--- Exercise requirements ---
Return all of the entries word for word, but omit the pictures they contain.

--- Given data ---
>>>

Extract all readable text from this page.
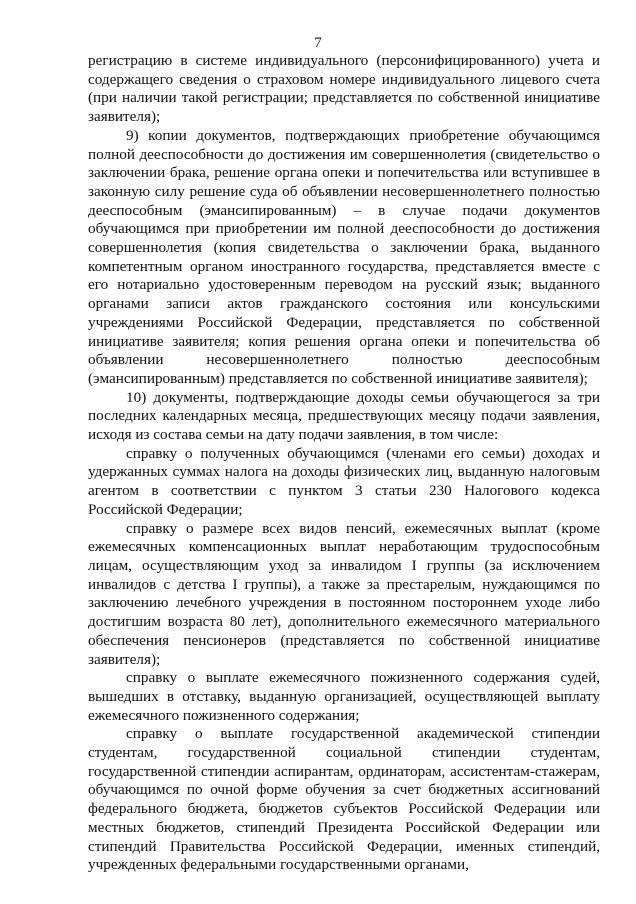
7

регистрацию в системе индивидуального (персонифицированного) учета и содержащего сведения о страховом номере индивидуального лицевого счета (при наличии такой регистрации; представляется по собственной инициативе заявителя);

9) копии документов, подтверждающих приобретение обучающимся полной дееспособности до достижения им совершеннолетия (свидетельство о заключении брака, решение органа опеки и попечительства или вступившее в законную силу решение суда об объявлении несовершеннолетнего полностью дееспособным (эмансипированным) – в случае подачи документов обучающимся при приобретении им полной дееспособности до достижения совершеннолетия (копия свидетельства о заключении брака, выданного компетентным органом иностранного государства, представляется вместе с его нотариально удостоверенным переводом на русский язык; выданного органами записи актов гражданского состояния или консульскими учреждениями Российской Федерации, представляется по собственной инициативе заявителя; копия решения органа опеки и попечительства об объявлении несовершеннолетнего полностью дееспособным (эмансипированным) представляется по собственной инициативе заявителя);

10) документы, подтверждающие доходы семьи обучающегося за три последних календарных месяца, предшествующих месяцу подачи заявления, исходя из состава семьи на дату подачи заявления, в том числе:

справку о полученных обучающимся (членами его семьи) доходах и удержанных суммах налога на доходы физических лиц, выданную налоговым агентом в соответствии с пунктом 3 статьи 230 Налогового кодекса Российской Федерации;

справку о размере всех видов пенсий, ежемесячных выплат (кроме ежемесячных компенсационных выплат неработающим трудоспособным лицам, осуществляющим уход за инвалидом I группы (за исключением инвалидов с детства I группы), а также за престарелым, нуждающимся по заключению лечебного учреждения в постоянном постороннем уходе либо достигшим возраста 80 лет), дополнительного ежемесячного материального обеспечения пенсионеров (представляется по собственной инициативе заявителя);

справку о выплате ежемесячного пожизненного содержания судей, вышедших в отставку, выданную организацией, осуществляющей выплату ежемесячного пожизненного содержания;

справку о выплате государственной академической стипендии студентам, государственной социальной стипендии студентам, государственной стипендии аспирантам, ординаторам, ассистентам-стажерам, обучающимся по очной форме обучения за счет бюджетных ассигнований федерального бюджета, бюджетов субъектов Российской Федерации или местных бюджетов, стипендий Президента Российской Федерации или стипендий Правительства Российской Федерации, именных стипендий, учрежденных федеральными государственными органами,
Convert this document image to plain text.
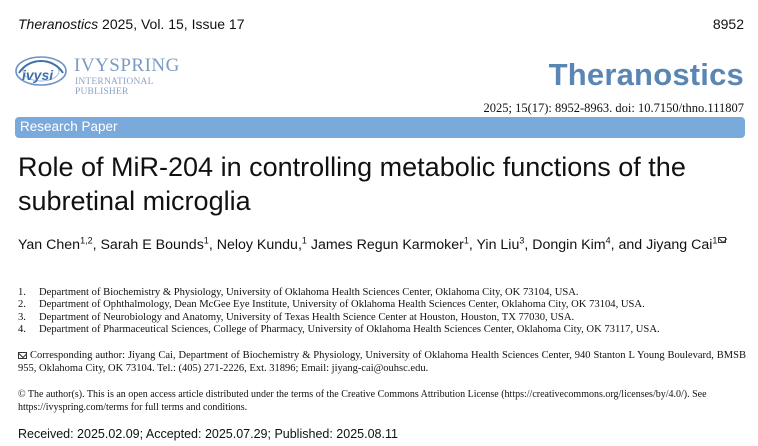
Theranostics 2025, Vol. 15, Issue 17	8952
ivysi IVYSPRING
INTERNATIONAL PUBLISHER	Theranostics
2025; 15(17): 8952-8963. doi: 10.7150/thno.111807
Research Paper
Role of MiR-204 in controlling metabolic functions of the subretinal microglia
Yan Chen$^{1,2}$, Sarah E Bounds$^1$, Neloy Kundu,$^1$ James Regun Karmoker$^1$, Yin Liu$^3$, Dongin Kim$^4$, and Jiyang Cai$^1$
1. Department of Biochemistry & Physiology, University of Oklahoma Health Sciences Center, Oklahoma City, OK 73104, USA.
2. Department of Ophthalmology, Dean McGee Eye Institute, University of Oklahoma Health Sciences Center, Oklahoma City, OK 73104, USA.
3. Department of Neurobiology and Anatomy, University of Texas Health Science Center at Houston, Houston, TX 77030, USA.
4. Department of Pharmaceutical Sciences, College of Pharmacy, University of Oklahoma Health Sciences Center, Oklahoma City, OK 73117, USA.
Corresponding author: Jiyang Cai, Department of Biochemistry & Physiology, University of Oklahoma Health Sciences Center, 940 Stanton L Young Boulevard, BMSB 955, Oklahoma City, OK 73104. Tel.: (405) 271-2226, Ext. 31896; Email: jiyang-cai@ouhsc.edu.
© The author(s). This is an open access article distributed under the terms of the Creative Commons Attribution License (https://creativecommons.org/licenses/by/4.0/). See https://ivyspring.com/terms for full terms and conditions.
Received: 2025.02.09; Accepted: 2025.07.29; Published: 2025.08.11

<<<

--- Solution to this problem ---
Extract all readable text from this page.
7

регистрацию в системе индивидуального (персонифицированного) учета и содержащего сведения о страховом номере индивидуального лицевого счета (при наличии такой регистрации; представляется по собственной инициативе заявителя);

9) копии документов, подтверждающих приобретение обучающимся полной дееспособности до достижения им совершеннолетия (свидетельство о заключении брака, решение органа опеки и попечительства или вступившее в законную силу решение суда об объявлении несовершеннолетнего полностью дееспособным (эмансипированным) – в случае подачи документов обучающимся при приобретении им полной дееспособности до достижения совершеннолетия (копия свидетельства о заключении брака, выданного компетентным органом иностранного государства, представляется вместе с его нотариально удостоверенным переводом на русский язык; выданного органами записи актов гражданского состояния или консульскими учреждениями Российской Федерации, представляется по собственной инициативе заявителя; копия решения органа опеки и попечительства об объявлении несовершеннолетнего полностью дееспособным (эмансипированным) представляется по собственной инициативе заявителя);

10) документы, подтверждающие доходы семьи обучающегося за три последних календарных месяца, предшествующих месяцу подачи заявления, исходя из состава семьи на дату подачи заявления, в том числе:

справку о полученных обучающимся (членами его семьи) доходах и удержанных суммах налога на доходы физических лиц, выданную налоговым агентом в соответствии с пунктом 3 статьи 230 Налогового кодекса Российской Федерации;

справку о размере всех видов пенсий, ежемесячных выплат (кроме ежемесячных компенсационных выплат неработающим трудоспособным лицам, осуществляющим уход за инвалидом I группы (за исключением инвалидов с детства I группы), а также за престарелым, нуждающимся по заключению лечебного учреждения в постоянном постороннем уходе либо достигшим возраста 80 лет), дополнительного ежемесячного материального обеспечения пенсионеров (представляется по собственной инициативе заявителя);

справку о выплате ежемесячного пожизненного содержания судей, вышедших в отставку, выданную организацией, осуществляющей выплату ежемесячного пожизненного содержания;

справку о выплате государственной академической стипендии студентам, государственной социальной стипендии студентам, государственной стипендии аспирантам, ординаторам, ассистентам-стажерам, обучающимся по очной форме обучения за счет бюджетных ассигнований федерального бюджета, бюджетов субъектов Российской Федерации или местных бюджетов, стипендий Президента Российской Федерации или стипендий Правительства Российской Федерации, именных стипендий, учрежденных федеральными государственными органами,
Convert this document image to plain text.
Theranostics 2025, Vol. 15, Issue 17	8952
ivysi IVYSPRING
INTERNATIONAL PUBLISHER	Theranostics
2025; 15(17): 8952-8963. doi: 10.7150/thno.111807
Research Paper
Role of MiR-204 in controlling metabolic functions of the subretinal microglia
Yan Chen$^{1,2}$, Sarah E Bounds$^1$, Neloy Kundu,$^1$ James Regun Karmoker$^1$, Yin Liu$^3$, Dongin Kim$^4$, and Jiyang Cai$^1$
1. Department of Biochemistry & Physiology, University of Oklahoma Health Sciences Center, Oklahoma City, OK 73104, USA.
2. Department of Ophthalmology, Dean McGee Eye Institute, University of Oklahoma Health Sciences Center, Oklahoma City, OK 73104, USA.
3. Department of Neurobiology and Anatomy, University of Texas Health Science Center at Houston, Houston, TX 77030, USA.
4. Department of Pharmaceutical Sciences, College of Pharmacy, University of Oklahoma Health Sciences Center, Oklahoma City, OK 73117, USA.
Corresponding author: Jiyang Cai, Department of Biochemistry & Physiology, University of Oklahoma Health Sciences Center, 940 Stanton L Young Boulevard, BMSB 955, Oklahoma City, OK 73104. Tel.: (405) 271-2226, Ext. 31896; Email: jiyang-cai@ouhsc.edu.
© The author(s). This is an open access article distributed under the terms of the Creative Commons Attribution License (https://creativecommons.org/licenses/by/4.0/). See https://ivyspring.com/terms for full terms and conditions.
Received: 2025.02.09; Accepted: 2025.07.29; Published: 2025.08.11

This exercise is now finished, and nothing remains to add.